### Directive:
Look through the material below. Copy each line that contains the string "loob".

### Record extracts:
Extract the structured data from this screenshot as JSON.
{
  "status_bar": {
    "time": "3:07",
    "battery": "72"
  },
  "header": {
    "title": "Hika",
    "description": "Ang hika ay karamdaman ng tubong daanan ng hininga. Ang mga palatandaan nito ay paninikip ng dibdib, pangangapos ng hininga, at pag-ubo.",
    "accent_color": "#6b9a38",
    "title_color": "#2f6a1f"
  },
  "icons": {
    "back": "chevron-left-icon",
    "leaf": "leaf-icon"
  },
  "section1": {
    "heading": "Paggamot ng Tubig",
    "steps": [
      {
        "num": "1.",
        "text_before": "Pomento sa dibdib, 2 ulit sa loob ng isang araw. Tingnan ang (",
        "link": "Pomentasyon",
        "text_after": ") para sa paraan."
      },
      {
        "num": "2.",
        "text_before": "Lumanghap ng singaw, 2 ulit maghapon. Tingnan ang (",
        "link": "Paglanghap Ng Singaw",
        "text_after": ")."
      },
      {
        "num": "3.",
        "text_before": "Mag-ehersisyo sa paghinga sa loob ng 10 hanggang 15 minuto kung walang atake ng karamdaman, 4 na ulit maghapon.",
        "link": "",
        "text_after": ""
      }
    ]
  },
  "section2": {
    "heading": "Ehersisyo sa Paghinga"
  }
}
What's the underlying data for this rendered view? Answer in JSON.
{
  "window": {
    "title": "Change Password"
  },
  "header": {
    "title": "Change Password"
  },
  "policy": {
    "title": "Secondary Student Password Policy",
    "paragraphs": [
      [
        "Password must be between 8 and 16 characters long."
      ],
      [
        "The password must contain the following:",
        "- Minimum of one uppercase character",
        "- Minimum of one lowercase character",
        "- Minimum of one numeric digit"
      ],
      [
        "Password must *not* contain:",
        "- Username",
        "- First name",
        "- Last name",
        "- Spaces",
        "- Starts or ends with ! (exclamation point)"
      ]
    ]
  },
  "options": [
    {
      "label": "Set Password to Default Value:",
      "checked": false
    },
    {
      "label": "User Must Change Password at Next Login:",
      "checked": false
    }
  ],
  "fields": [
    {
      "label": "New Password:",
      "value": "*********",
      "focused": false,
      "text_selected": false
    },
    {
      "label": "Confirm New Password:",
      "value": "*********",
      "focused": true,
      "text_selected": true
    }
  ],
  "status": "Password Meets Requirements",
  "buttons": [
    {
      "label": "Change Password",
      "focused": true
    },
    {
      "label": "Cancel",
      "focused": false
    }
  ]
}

### Solution to this problem:
        "text_before": "Pomento sa dibdib, 2 ulit sa loob ng isang araw. Tingnan ang (",
        "text_before": "Mag-ehersisyo sa paghinga sa loob ng 10 hanggang 15 minuto kung walang atake ng karamdaman, 4 na ulit maghapon.",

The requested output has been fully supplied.